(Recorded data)
____

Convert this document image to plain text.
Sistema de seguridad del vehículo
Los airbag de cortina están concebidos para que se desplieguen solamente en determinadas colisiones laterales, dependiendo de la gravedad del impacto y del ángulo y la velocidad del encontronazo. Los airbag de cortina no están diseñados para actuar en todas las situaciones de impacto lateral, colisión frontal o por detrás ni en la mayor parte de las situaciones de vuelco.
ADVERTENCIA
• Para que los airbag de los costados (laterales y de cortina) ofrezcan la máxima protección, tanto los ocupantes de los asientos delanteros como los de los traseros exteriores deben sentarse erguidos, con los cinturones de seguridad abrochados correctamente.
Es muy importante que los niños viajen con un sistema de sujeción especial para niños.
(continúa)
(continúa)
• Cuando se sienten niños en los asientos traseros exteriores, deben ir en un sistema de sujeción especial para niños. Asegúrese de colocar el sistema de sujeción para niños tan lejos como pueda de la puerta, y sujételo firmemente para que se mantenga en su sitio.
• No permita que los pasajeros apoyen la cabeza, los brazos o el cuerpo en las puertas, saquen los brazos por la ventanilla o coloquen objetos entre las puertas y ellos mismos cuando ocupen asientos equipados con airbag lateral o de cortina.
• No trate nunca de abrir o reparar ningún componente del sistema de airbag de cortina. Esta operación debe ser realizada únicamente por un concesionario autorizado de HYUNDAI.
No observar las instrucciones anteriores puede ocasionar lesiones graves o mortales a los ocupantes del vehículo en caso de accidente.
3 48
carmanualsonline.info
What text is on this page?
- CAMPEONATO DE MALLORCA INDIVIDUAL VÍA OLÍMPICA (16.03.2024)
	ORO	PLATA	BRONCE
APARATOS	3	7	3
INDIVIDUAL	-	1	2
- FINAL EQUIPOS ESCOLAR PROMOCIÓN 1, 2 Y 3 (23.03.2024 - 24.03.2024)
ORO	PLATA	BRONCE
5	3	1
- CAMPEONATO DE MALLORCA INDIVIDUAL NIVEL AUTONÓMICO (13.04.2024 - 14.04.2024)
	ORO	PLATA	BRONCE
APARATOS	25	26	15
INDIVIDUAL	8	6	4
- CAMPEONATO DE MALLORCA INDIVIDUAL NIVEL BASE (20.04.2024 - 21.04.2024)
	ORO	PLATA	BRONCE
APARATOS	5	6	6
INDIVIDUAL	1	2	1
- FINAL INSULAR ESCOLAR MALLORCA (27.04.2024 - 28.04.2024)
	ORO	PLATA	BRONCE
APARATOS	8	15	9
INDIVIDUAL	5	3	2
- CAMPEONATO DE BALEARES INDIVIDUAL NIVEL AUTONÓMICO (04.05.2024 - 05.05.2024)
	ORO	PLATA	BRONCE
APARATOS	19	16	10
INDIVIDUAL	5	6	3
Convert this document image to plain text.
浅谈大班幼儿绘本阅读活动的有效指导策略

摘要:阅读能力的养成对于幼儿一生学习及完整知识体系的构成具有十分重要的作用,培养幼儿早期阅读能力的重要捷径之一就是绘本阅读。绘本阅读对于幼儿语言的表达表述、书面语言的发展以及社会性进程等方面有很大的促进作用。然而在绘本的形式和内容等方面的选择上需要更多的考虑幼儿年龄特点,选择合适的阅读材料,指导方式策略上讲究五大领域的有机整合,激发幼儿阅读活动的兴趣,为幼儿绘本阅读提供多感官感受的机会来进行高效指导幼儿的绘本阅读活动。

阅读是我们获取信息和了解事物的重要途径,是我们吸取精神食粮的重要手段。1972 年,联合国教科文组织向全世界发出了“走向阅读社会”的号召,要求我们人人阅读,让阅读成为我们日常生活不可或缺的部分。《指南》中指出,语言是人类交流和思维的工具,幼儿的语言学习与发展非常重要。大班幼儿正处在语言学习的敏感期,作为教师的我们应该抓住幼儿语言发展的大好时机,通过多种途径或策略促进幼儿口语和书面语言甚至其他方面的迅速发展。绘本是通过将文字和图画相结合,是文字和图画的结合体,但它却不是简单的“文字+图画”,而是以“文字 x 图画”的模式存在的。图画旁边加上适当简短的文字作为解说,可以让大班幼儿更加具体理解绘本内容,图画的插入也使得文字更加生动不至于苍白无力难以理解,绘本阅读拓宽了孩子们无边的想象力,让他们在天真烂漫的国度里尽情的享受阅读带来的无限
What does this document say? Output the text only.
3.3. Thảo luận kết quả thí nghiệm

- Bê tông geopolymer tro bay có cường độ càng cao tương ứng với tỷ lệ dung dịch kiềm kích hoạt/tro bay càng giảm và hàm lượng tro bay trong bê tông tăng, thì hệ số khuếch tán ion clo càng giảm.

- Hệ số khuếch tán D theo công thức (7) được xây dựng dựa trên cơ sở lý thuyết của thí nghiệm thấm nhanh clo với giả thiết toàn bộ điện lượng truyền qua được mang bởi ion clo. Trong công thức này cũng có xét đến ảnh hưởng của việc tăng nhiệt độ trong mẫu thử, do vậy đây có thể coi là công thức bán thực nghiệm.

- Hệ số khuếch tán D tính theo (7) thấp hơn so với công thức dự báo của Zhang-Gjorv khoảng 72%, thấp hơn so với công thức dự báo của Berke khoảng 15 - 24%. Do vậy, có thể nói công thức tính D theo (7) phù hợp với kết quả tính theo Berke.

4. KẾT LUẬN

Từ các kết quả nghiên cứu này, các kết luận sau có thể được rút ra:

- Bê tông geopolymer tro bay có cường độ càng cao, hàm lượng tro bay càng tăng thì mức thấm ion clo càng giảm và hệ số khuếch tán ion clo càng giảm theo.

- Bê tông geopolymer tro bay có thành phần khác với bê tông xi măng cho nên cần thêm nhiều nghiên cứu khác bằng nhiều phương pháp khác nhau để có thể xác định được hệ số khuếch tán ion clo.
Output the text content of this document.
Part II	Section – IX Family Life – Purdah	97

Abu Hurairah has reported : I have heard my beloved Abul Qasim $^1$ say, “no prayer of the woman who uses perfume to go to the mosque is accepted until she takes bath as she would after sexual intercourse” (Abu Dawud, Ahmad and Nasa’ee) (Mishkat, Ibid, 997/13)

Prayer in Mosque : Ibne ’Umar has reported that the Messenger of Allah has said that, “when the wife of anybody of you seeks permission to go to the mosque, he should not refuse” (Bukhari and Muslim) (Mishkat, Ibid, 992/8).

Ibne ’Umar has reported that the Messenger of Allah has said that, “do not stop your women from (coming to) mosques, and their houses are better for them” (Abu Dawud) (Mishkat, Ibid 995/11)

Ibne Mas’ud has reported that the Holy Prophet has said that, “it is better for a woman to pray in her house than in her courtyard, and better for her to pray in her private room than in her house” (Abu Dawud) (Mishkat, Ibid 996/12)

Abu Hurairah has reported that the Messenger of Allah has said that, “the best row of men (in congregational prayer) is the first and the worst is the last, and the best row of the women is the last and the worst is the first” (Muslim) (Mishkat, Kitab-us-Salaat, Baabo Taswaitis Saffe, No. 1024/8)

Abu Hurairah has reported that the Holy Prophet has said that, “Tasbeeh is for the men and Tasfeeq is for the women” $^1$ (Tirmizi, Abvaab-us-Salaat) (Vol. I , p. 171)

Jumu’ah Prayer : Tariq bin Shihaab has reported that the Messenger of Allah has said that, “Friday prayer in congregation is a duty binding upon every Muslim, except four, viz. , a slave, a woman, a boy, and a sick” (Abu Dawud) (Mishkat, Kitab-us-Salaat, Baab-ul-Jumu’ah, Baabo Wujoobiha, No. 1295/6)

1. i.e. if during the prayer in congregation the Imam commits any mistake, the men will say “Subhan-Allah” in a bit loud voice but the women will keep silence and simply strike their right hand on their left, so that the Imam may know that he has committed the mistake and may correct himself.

____

• **GIVEN REQUEST**
Transcribe the material above in its entirety. Match it exactly.

• **THE COMPLETED TASK**
Convert this document image to plain text.
Sistema de seguridad del vehículo
Los airbag de cortina están concebidos para que se desplieguen solamente en determinadas colisiones laterales, dependiendo de la gravedad del impacto y del ángulo y la velocidad del encontronazo. Los airbag de cortina no están diseñados para actuar en todas las situaciones de impacto lateral, colisión frontal o por detrás ni en la mayor parte de las situaciones de vuelco.
ADVERTENCIA
• Para que los airbag de los costados (laterales y de cortina) ofrezcan la máxima protección, tanto los ocupantes de los asientos delanteros como los de los traseros exteriores deben sentarse erguidos, con los cinturones de seguridad abrochados correctamente.
Es muy importante que los niños viajen con un sistema de sujeción especial para niños.
(continúa)
(continúa)
• Cuando se sienten niños en los asientos traseros exteriores, deben ir en un sistema de sujeción especial para niños. Asegúrese de colocar el sistema de sujeción para niños tan lejos como pueda de la puerta, y sujételo firmemente para que se mantenga en su sitio.
• No permita que los pasajeros apoyen la cabeza, los brazos o el cuerpo en las puertas, saquen los brazos por la ventanilla o coloquen objetos entre las puertas y ellos mismos cuando ocupen asientos equipados con airbag lateral o de cortina.
• No trate nunca de abrir o reparar ningún componente del sistema de airbag de cortina. Esta operación debe ser realizada únicamente por un concesionario autorizado de HYUNDAI.
No observar las instrucciones anteriores puede ocasionar lesiones graves o mortales a los ocupantes del vehículo en caso de accidente.
3 48
carmanualsonline.info
What text is on this page?
- CAMPEONATO DE MALLORCA INDIVIDUAL VÍA OLÍMPICA (16.03.2024)
	ORO	PLATA	BRONCE
APARATOS	3	7	3
INDIVIDUAL	-	1	2
- FINAL EQUIPOS ESCOLAR PROMOCIÓN 1, 2 Y 3 (23.03.2024 - 24.03.2024)
ORO	PLATA	BRONCE
5	3	1
- CAMPEONATO DE MALLORCA INDIVIDUAL NIVEL AUTONÓMICO (13.04.2024 - 14.04.2024)
	ORO	PLATA	BRONCE
APARATOS	25	26	15
INDIVIDUAL	8	6	4
- CAMPEONATO DE MALLORCA INDIVIDUAL NIVEL BASE (20.04.2024 - 21.04.2024)
	ORO	PLATA	BRONCE
APARATOS	5	6	6
INDIVIDUAL	1	2	1
- FINAL INSULAR ESCOLAR MALLORCA (27.04.2024 - 28.04.2024)
	ORO	PLATA	BRONCE
APARATOS	8	15	9
INDIVIDUAL	5	3	2
- CAMPEONATO DE BALEARES INDIVIDUAL NIVEL AUTONÓMICO (04.05.2024 - 05.05.2024)
	ORO	PLATA	BRONCE
APARATOS	19	16	10
INDIVIDUAL	5	6	3
Convert this document image to plain text.
浅谈大班幼儿绘本阅读活动的有效指导策略

摘要:阅读能力的养成对于幼儿一生学习及完整知识体系的构成具有十分重要的作用,培养幼儿早期阅读能力的重要捷径之一就是绘本阅读。绘本阅读对于幼儿语言的表达表述、书面语言的发展以及社会性进程等方面有很大的促进作用。然而在绘本的形式和内容等方面的选择上需要更多的考虑幼儿年龄特点,选择合适的阅读材料,指导方式策略上讲究五大领域的有机整合,激发幼儿阅读活动的兴趣,为幼儿绘本阅读提供多感官感受的机会来进行高效指导幼儿的绘本阅读活动。

阅读是我们获取信息和了解事物的重要途径,是我们吸取精神食粮的重要手段。1972 年,联合国教科文组织向全世界发出了“走向阅读社会”的号召,要求我们人人阅读,让阅读成为我们日常生活不可或缺的部分。《指南》中指出,语言是人类交流和思维的工具,幼儿的语言学习与发展非常重要。大班幼儿正处在语言学习的敏感期,作为教师的我们应该抓住幼儿语言发展的大好时机,通过多种途径或策略促进幼儿口语和书面语言甚至其他方面的迅速发展。绘本是通过将文字和图画相结合,是文字和图画的结合体,但它却不是简单的“文字+图画”,而是以“文字 x 图画”的模式存在的。图画旁边加上适当简短的文字作为解说,可以让大班幼儿更加具体理解绘本内容,图画的插入也使得文字更加生动不至于苍白无力难以理解,绘本阅读拓宽了孩子们无边的想象力,让他们在天真烂漫的国度里尽情的享受阅读带来的无限
What does this document say? Output the text only.
3.3. Thảo luận kết quả thí nghiệm

- Bê tông geopolymer tro bay có cường độ càng cao tương ứng với tỷ lệ dung dịch kiềm kích hoạt/tro bay càng giảm và hàm lượng tro bay trong bê tông tăng, thì hệ số khuếch tán ion clo càng giảm.

- Hệ số khuếch tán D theo công thức (7) được xây dựng dựa trên cơ sở lý thuyết của thí nghiệm thấm nhanh clo với giả thiết toàn bộ điện lượng truyền qua được mang bởi ion clo. Trong công thức này cũng có xét đến ảnh hưởng của việc tăng nhiệt độ trong mẫu thử, do vậy đây có thể coi là công thức bán thực nghiệm.

- Hệ số khuếch tán D tính theo (7) thấp hơn so với công thức dự báo của Zhang-Gjorv khoảng 72%, thấp hơn so với công thức dự báo của Berke khoảng 15 - 24%. Do vậy, có thể nói công thức tính D theo (7) phù hợp với kết quả tính theo Berke.

4. KẾT LUẬN

Từ các kết quả nghiên cứu này, các kết luận sau có thể được rút ra:

- Bê tông geopolymer tro bay có cường độ càng cao, hàm lượng tro bay càng tăng thì mức thấm ion clo càng giảm và hệ số khuếch tán ion clo càng giảm theo.

- Bê tông geopolymer tro bay có thành phần khác với bê tông xi măng cho nên cần thêm nhiều nghiên cứu khác bằng nhiều phương pháp khác nhau để có thể xác định được hệ số khuếch tán ion clo.
Output the text content of this document.
Part II	Section – IX Family Life – Purdah	97

Abu Hurairah has reported : I have heard my beloved Abul Qasim $^1$ say, “no prayer of the woman who uses perfume to go to the mosque is accepted until she takes bath as she would after sexual intercourse” (Abu Dawud, Ahmad and Nasa’ee) (Mishkat, Ibid, 997/13)

Prayer in Mosque : Ibne ’Umar has reported that the Messenger of Allah has said that, “when the wife of anybody of you seeks permission to go to the mosque, he should not refuse” (Bukhari and Muslim) (Mishkat, Ibid, 992/8).

Ibne ’Umar has reported that the Messenger of Allah has said that, “do not stop your women from (coming to) mosques, and their houses are better for them” (Abu Dawud) (Mishkat, Ibid 995/11)

Ibne Mas’ud has reported that the Holy Prophet has said that, “it is better for a woman to pray in her house than in her courtyard, and better for her to pray in her private room than in her house” (Abu Dawud) (Mishkat, Ibid 996/12)

Abu Hurairah has reported that the Messenger of Allah has said that, “the best row of men (in congregational prayer) is the first and the worst is the last, and the best row of the women is the last and the worst is the first” (Muslim) (Mishkat, Kitab-us-Salaat, Baabo Taswaitis Saffe, No. 1024/8)

Abu Hurairah has reported that the Holy Prophet has said that, “Tasbeeh is for the men and Tasfeeq is for the women” $^1$ (Tirmizi, Abvaab-us-Salaat) (Vol. I , p. 171)

Jumu’ah Prayer : Tariq bin Shihaab has reported that the Messenger of Allah has said that, “Friday prayer in congregation is a duty binding upon every Muslim, except four, viz. , a slave, a woman, a boy, and a sick” (Abu Dawud) (Mishkat, Kitab-us-Salaat, Baab-ul-Jumu’ah, Baabo Wujoobiha, No. 1295/6)

1. i.e. if during the prayer in congregation the Imam commits any mistake, the men will say “Subhan-Allah” in a bit loud voice but the women will keep silence and simply strike their right hand on their left, so that the Imam may know that he has committed the mistake and may correct himself.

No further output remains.